* START *
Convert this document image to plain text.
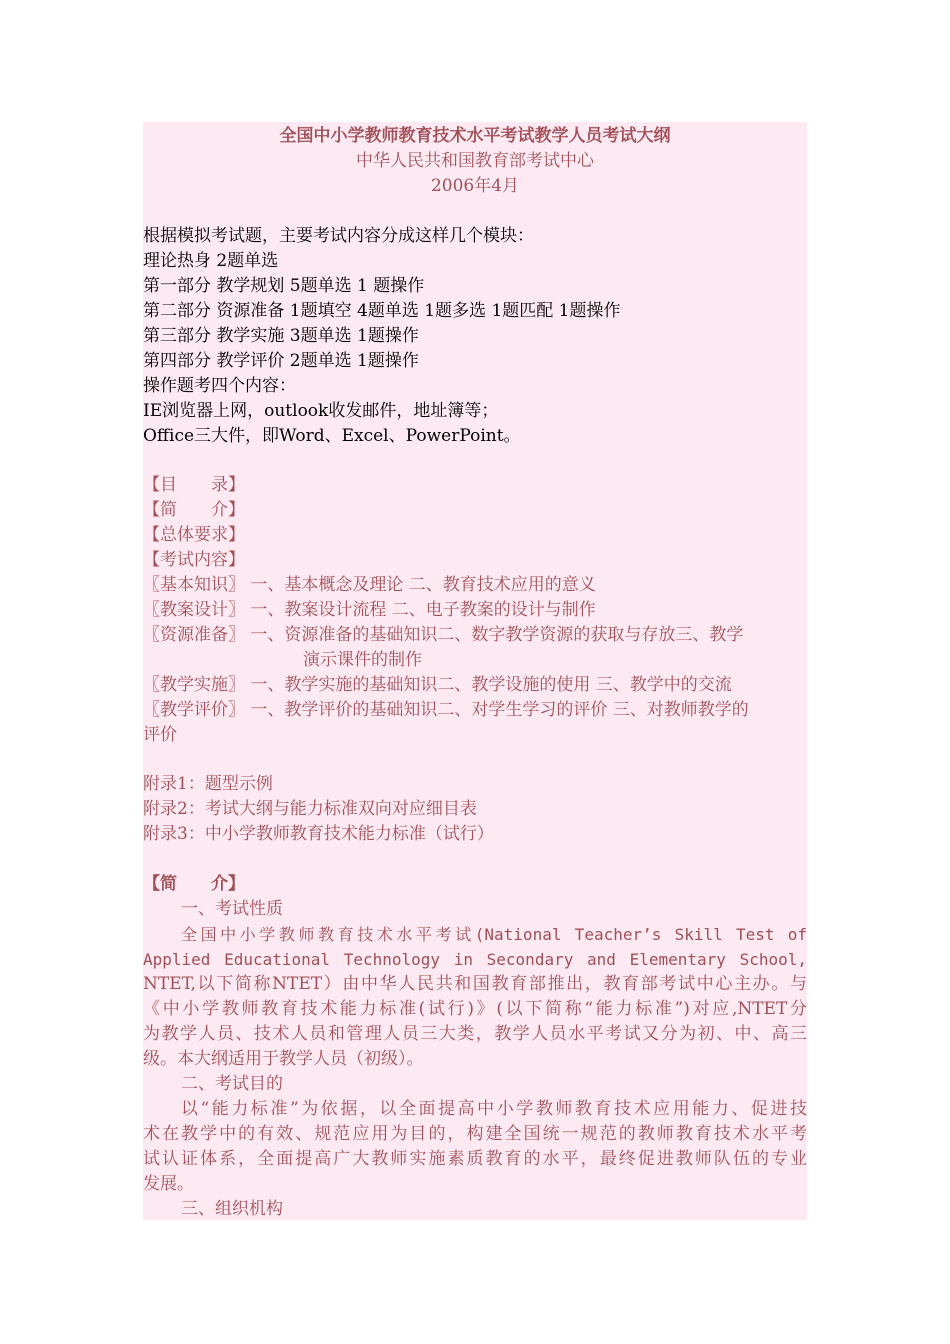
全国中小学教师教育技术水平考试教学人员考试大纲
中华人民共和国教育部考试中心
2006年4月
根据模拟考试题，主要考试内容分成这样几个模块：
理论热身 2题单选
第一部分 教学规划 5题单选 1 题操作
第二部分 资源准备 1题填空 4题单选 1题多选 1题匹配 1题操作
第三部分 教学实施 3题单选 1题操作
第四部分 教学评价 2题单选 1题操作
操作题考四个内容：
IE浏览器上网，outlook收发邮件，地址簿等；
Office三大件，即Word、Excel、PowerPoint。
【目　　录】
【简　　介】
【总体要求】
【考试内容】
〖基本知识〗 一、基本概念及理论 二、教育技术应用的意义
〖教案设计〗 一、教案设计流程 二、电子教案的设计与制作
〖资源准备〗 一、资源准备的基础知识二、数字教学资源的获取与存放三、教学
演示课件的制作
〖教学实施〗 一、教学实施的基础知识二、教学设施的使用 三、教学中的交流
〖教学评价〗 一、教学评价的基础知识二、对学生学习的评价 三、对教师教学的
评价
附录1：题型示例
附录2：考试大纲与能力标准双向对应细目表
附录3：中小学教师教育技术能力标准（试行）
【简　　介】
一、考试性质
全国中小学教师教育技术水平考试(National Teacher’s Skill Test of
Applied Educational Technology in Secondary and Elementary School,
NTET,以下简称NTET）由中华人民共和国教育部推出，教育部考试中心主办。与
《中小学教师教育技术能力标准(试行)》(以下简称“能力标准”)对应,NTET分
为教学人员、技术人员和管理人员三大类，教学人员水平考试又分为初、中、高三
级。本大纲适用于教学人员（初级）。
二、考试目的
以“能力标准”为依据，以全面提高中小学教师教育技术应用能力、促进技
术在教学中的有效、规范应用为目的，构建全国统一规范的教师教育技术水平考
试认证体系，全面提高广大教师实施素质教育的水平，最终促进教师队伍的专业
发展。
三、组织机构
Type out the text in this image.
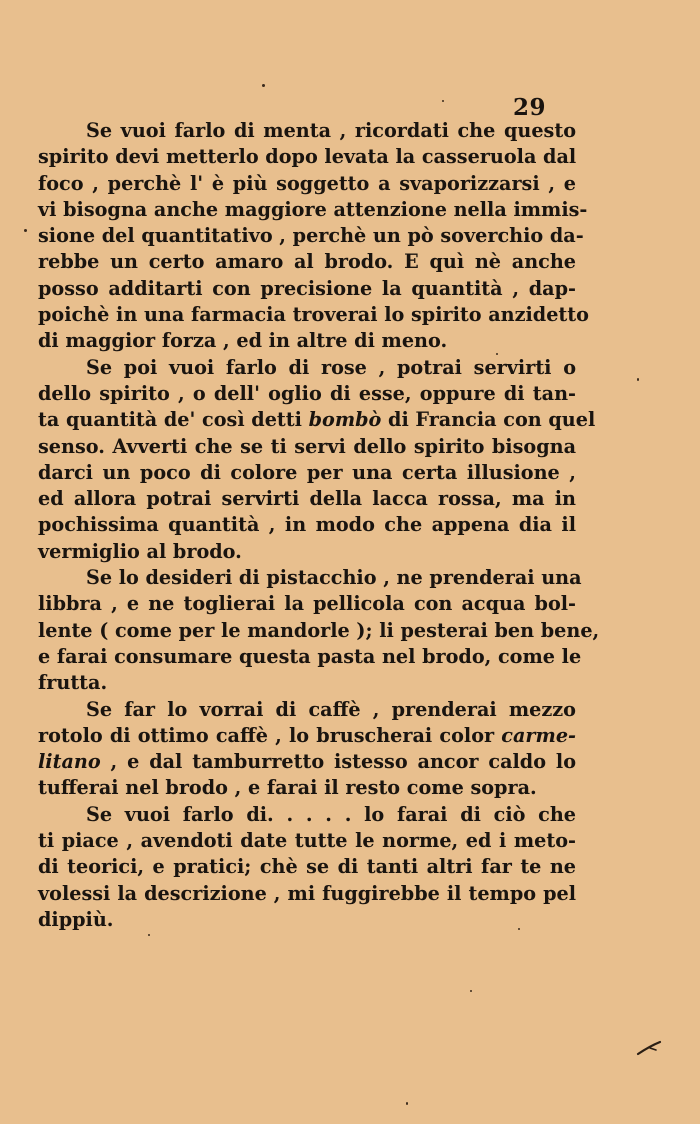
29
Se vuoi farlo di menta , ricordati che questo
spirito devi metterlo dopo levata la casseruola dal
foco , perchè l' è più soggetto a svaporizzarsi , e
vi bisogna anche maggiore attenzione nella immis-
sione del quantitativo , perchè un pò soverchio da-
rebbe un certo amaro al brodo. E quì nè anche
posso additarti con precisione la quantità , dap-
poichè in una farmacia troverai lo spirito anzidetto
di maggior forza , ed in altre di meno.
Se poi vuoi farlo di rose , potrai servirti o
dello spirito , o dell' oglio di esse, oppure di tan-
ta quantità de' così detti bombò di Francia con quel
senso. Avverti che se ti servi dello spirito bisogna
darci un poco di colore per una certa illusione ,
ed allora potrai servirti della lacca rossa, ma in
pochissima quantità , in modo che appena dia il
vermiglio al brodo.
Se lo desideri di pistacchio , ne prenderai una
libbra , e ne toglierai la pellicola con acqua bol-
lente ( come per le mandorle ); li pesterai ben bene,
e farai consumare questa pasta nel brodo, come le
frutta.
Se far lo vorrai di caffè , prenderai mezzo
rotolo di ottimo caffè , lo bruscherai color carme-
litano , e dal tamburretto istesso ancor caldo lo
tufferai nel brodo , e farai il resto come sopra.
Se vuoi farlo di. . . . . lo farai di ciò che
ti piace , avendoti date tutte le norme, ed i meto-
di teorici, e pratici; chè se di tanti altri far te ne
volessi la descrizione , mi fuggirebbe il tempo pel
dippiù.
* END *
Using the records above, extract exactly and only the lines from the one with "Type out the text in this image." through the final line, inclusive, leaving out pictures.

Answer in full:
Type out the text in this image.
29
Se vuoi farlo di menta , ricordati che questo
spirito devi metterlo dopo levata la casseruola dal
foco , perchè l' è più soggetto a svaporizzarsi , e
vi bisogna anche maggiore attenzione nella immis-
sione del quantitativo , perchè un pò soverchio da-
rebbe un certo amaro al brodo. E quì nè anche
posso additarti con precisione la quantità , dap-
poichè in una farmacia troverai lo spirito anzidetto
di maggior forza , ed in altre di meno.
Se poi vuoi farlo di rose , potrai servirti o
dello spirito , o dell' oglio di esse, oppure di tan-
ta quantità de' così detti bombò di Francia con quel
senso. Avverti che se ti servi dello spirito bisogna
darci un poco di colore per una certa illusione ,
ed allora potrai servirti della lacca rossa, ma in
pochissima quantità , in modo che appena dia il
vermiglio al brodo.
Se lo desideri di pistacchio , ne prenderai una
libbra , e ne toglierai la pellicola con acqua bol-
lente ( come per le mandorle ); li pesterai ben bene,
e farai consumare questa pasta nel brodo, come le
frutta.
Se far lo vorrai di caffè , prenderai mezzo
rotolo di ottimo caffè , lo bruscherai color carme-
litano , e dal tamburretto istesso ancor caldo lo
tufferai nel brodo , e farai il resto come sopra.
Se vuoi farlo di. . . . . lo farai di ciò che
ti piace , avendoti date tutte le norme, ed i meto-
di teorici, e pratici; chè se di tanti altri far te ne
volessi la descrizione , mi fuggirebbe il tempo pel
dippiù.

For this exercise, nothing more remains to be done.